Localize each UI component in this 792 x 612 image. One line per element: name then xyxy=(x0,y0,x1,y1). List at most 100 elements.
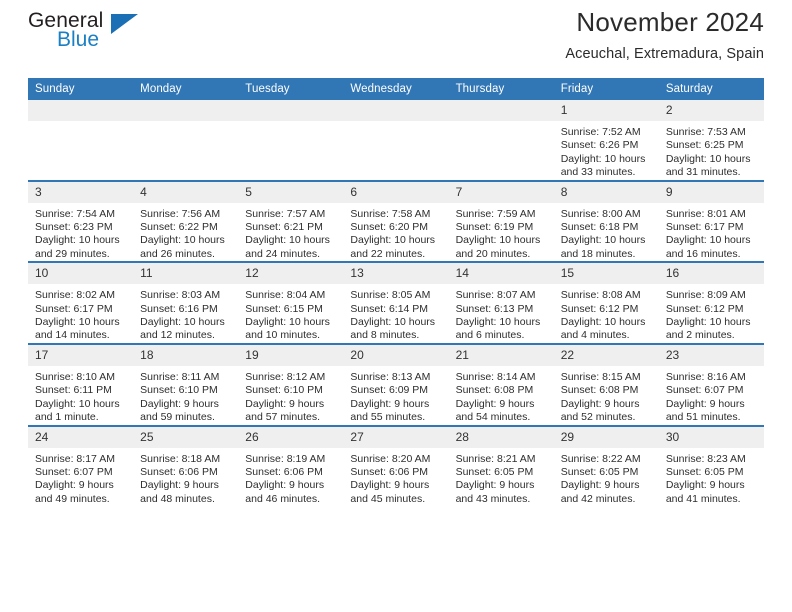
day-number xyxy=(238,100,344,121)
calendar-day-cell[interactable]: 20 Sunrise: 8:13 AM Sunset: 6:09 PM Dayligh… xyxy=(343,342,449,426)
calendar-day-cell[interactable]: 5 Sunrise: 7:57 AM Sunset: 6:21 PM Daylight… xyxy=(238,179,344,263)
calendar-week-row: 17 Sunrise: 8:10 AM Sunset: 6:11 PM Dayligh… xyxy=(28,342,764,426)
day-number: 16 xyxy=(658,263,764,285)
day-number xyxy=(133,100,239,121)
sunrise-text: Sunrise: 8:21 AM xyxy=(455,452,536,465)
sunrise-text: Sunrise: 8:03 AM xyxy=(140,289,221,302)
calendar-page: General Blue November 2024 Aceuchal, Ext… xyxy=(0,0,792,612)
calendar-day-cell[interactable]: 30 Sunrise: 8:23 AM Sunset: 6:05 PM Dayligh… xyxy=(658,424,764,507)
day-number: 10 xyxy=(28,263,134,285)
day-details: Sunrise: 8:23 AM Sunset: 6:05 PM Daylight:… xyxy=(659,448,764,507)
calendar-day-cell[interactable]: 21 Sunrise: 8:14 AM Sunset: 6:08 PM Dayligh… xyxy=(448,342,554,426)
sunset-text: Sunset: 6:10 PM xyxy=(245,384,323,397)
calendar-day-cell[interactable]: 16 Sunrise: 8:09 AM Sunset: 6:12 PM Dayligh… xyxy=(658,261,764,344)
daylight-text: Daylight: 10 hours and 26 minutes. xyxy=(140,234,225,260)
calendar-cell-empty xyxy=(238,100,344,181)
day-details: Sunrise: 8:21 AM Sunset: 6:05 PM Daylight:… xyxy=(449,448,554,507)
daylight-text: Daylight: 10 hours and 1 minute. xyxy=(35,397,120,424)
calendar-day-cell[interactable]: 12 Sunrise: 8:04 AM Sunset: 6:15 PM Dayligh… xyxy=(238,261,344,344)
calendar-week-row: 3 Sunrise: 7:54 AM Sunset: 6:23 PM Daylight… xyxy=(28,179,764,263)
sunrise-text: Sunrise: 7:58 AM xyxy=(350,207,431,220)
calendar-day-cell[interactable]: 13 Sunrise: 8:05 AM Sunset: 6:14 PM Dayligh… xyxy=(343,261,449,344)
day-details: Sunrise: 8:16 AM Sunset: 6:07 PM Daylight:… xyxy=(659,366,764,425)
calendar-day-cell[interactable]: 18 Sunrise: 8:11 AM Sunset: 6:10 PM Dayligh… xyxy=(133,342,239,426)
day-number: 6 xyxy=(343,181,449,203)
calendar-day-cell[interactable]: 22 Sunrise: 8:15 AM Sunset: 6:08 PM Dayligh… xyxy=(553,342,659,426)
daylight-text: Daylight: 10 hours and 33 minutes. xyxy=(560,152,646,179)
daylight-text: Daylight: 10 hours and 2 minutes. xyxy=(665,316,751,342)
sunrise-text: Sunrise: 8:12 AM xyxy=(245,370,326,383)
day-number: 29 xyxy=(553,426,659,448)
calendar-day-cell[interactable]: 1 Sunrise: 7:52 AM Sunset: 6:26 PM Daylight… xyxy=(553,100,659,181)
day-details xyxy=(449,121,554,126)
day-details: Sunrise: 8:09 AM Sunset: 6:12 PM Daylight:… xyxy=(659,284,764,343)
sunset-text: Sunset: 6:05 PM xyxy=(455,465,534,478)
sunrise-text: Sunrise: 8:11 AM xyxy=(140,370,220,383)
day-details: Sunrise: 8:20 AM Sunset: 6:06 PM Daylight:… xyxy=(343,448,448,507)
sunset-text: Sunset: 6:20 PM xyxy=(350,221,429,234)
day-number: 4 xyxy=(133,181,239,203)
sunrise-text: Sunrise: 8:23 AM xyxy=(665,452,746,465)
page-title: November 2024 xyxy=(576,7,764,37)
daylight-text: Daylight: 9 hours and 54 minutes. xyxy=(455,397,535,424)
daylight-text: Daylight: 10 hours and 6 minutes. xyxy=(455,316,541,342)
daylight-text: Daylight: 10 hours and 12 minutes. xyxy=(140,316,225,342)
day-details: Sunrise: 8:10 AM Sunset: 6:11 PM Daylight:… xyxy=(28,366,133,425)
calendar-day-cell[interactable]: 10 Sunrise: 8:02 AM Sunset: 6:17 PM Dayligh… xyxy=(28,261,134,344)
sunset-text: Sunset: 6:22 PM xyxy=(140,221,218,234)
calendar-day-cell[interactable]: 11 Sunrise: 8:03 AM Sunset: 6:16 PM Dayligh… xyxy=(133,261,239,344)
sunset-text: Sunset: 6:18 PM xyxy=(560,221,639,234)
calendar-day-cell[interactable]: 8 Sunrise: 8:00 AM Sunset: 6:18 PM Daylight… xyxy=(553,179,659,263)
day-details: Sunrise: 8:04 AM Sunset: 6:15 PM Daylight:… xyxy=(238,284,343,343)
daylight-text: Daylight: 10 hours and 8 minutes. xyxy=(350,316,436,342)
calendar-day-cell[interactable]: 4 Sunrise: 7:56 AM Sunset: 6:22 PM Daylight… xyxy=(133,179,239,263)
brand-logo[interactable]: General Blue xyxy=(28,10,168,62)
calendar-day-cell[interactable]: 23 Sunrise: 8:16 AM Sunset: 6:07 PM Dayligh… xyxy=(658,342,764,426)
day-details xyxy=(343,121,448,126)
calendar-day-cell[interactable]: 26 Sunrise: 8:19 AM Sunset: 6:06 PM Dayligh… xyxy=(238,424,344,507)
sunrise-text: Sunrise: 8:09 AM xyxy=(665,289,746,302)
day-details: Sunrise: 8:02 AM Sunset: 6:17 PM Daylight:… xyxy=(28,284,133,343)
calendar-day-cell[interactable]: 7 Sunrise: 7:59 AM Sunset: 6:19 PM Daylight… xyxy=(448,179,554,263)
day-number: 14 xyxy=(448,263,554,285)
day-number: 7 xyxy=(448,181,554,203)
day-details xyxy=(238,121,343,126)
day-number xyxy=(28,100,134,121)
daylight-text: Daylight: 10 hours and 29 minutes. xyxy=(35,234,120,260)
calendar-day-cell[interactable]: 14 Sunrise: 8:07 AM Sunset: 6:13 PM Dayligh… xyxy=(448,261,554,344)
sunrise-text: Sunrise: 8:22 AM xyxy=(560,452,641,465)
day-details xyxy=(133,121,238,126)
calendar-day-cell[interactable]: 2 Sunrise: 7:53 AM Sunset: 6:25 PM Daylight… xyxy=(658,100,764,181)
calendar-day-cell[interactable]: 6 Sunrise: 7:58 AM Sunset: 6:20 PM Daylight… xyxy=(343,179,449,263)
day-details: Sunrise: 8:12 AM Sunset: 6:10 PM Daylight:… xyxy=(238,366,343,425)
day-number: 13 xyxy=(343,263,449,285)
sunrise-text: Sunrise: 7:56 AM xyxy=(140,207,221,220)
day-number: 8 xyxy=(553,181,659,203)
day-number: 22 xyxy=(553,344,659,366)
calendar-day-cell[interactable]: 3 Sunrise: 7:54 AM Sunset: 6:23 PM Daylight… xyxy=(28,179,134,263)
sunset-text: Sunset: 6:25 PM xyxy=(665,139,744,152)
calendar-day-cell[interactable]: 19 Sunrise: 8:12 AM Sunset: 6:10 PM Dayligh… xyxy=(238,342,344,426)
weekday-header-wednesday: Wednesday xyxy=(343,78,449,100)
day-details: Sunrise: 8:01 AM Sunset: 6:17 PM Daylight:… xyxy=(659,203,764,262)
day-number xyxy=(448,100,554,121)
calendar-day-cell[interactable]: 29 Sunrise: 8:22 AM Sunset: 6:05 PM Dayligh… xyxy=(553,424,659,507)
day-number xyxy=(343,100,449,121)
weekday-header-tuesday: Tuesday xyxy=(238,78,344,100)
sunset-text: Sunset: 6:26 PM xyxy=(560,139,639,152)
weekday-header-sunday: Sunday xyxy=(28,78,134,100)
calendar-day-cell[interactable]: 15 Sunrise: 8:08 AM Sunset: 6:12 PM Dayligh… xyxy=(553,261,659,344)
daylight-text: Daylight: 10 hours and 22 minutes. xyxy=(350,234,436,260)
calendar-day-cell[interactable]: 9 Sunrise: 8:01 AM Sunset: 6:17 PM Daylight… xyxy=(658,179,764,263)
calendar-day-cell[interactable]: 27 Sunrise: 8:20 AM Sunset: 6:06 PM Dayligh… xyxy=(343,424,449,507)
brand-flag-icon xyxy=(111,14,138,34)
day-number: 5 xyxy=(238,181,344,203)
sunset-text: Sunset: 6:17 PM xyxy=(665,221,744,234)
daylight-text: Daylight: 9 hours and 48 minutes. xyxy=(140,479,219,505)
calendar-day-cell[interactable]: 28 Sunrise: 8:21 AM Sunset: 6:05 PM Dayligh… xyxy=(448,424,554,507)
calendar-day-cell[interactable]: 25 Sunrise: 8:18 AM Sunset: 6:06 PM Dayligh… xyxy=(133,424,239,507)
calendar-day-cell[interactable]: 17 Sunrise: 8:10 AM Sunset: 6:11 PM Dayligh… xyxy=(28,342,134,426)
sunset-text: Sunset: 6:10 PM xyxy=(140,384,218,397)
calendar-day-cell[interactable]: 24 Sunrise: 8:17 AM Sunset: 6:07 PM Dayligh… xyxy=(28,424,134,507)
title-block: November 2024 Aceuchal, Extremadura, Spa… xyxy=(565,0,764,64)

● ● ● ● ●

▸ **What is needed**
Copy word for word the lines from the line that contains "day-number xyxy=(238,100,344,121)" to the line that contains "day-number: 16 xyxy=(658,263,764,285)", including both of those lines.

▸ **Full answer**
day-number xyxy=(238,100,344,121)
calendar-day-cell[interactable]: 20 Sunrise: 8:13 AM Sunset: 6:09 PM Dayligh… xyxy=(343,342,449,426)
calendar-day-cell[interactable]: 5 Sunrise: 7:57 AM Sunset: 6:21 PM Daylight… xyxy=(238,179,344,263)
calendar-week-row: 17 Sunrise: 8:10 AM Sunset: 6:11 PM Dayligh… xyxy=(28,342,764,426)
day-number: 16 xyxy=(658,263,764,285)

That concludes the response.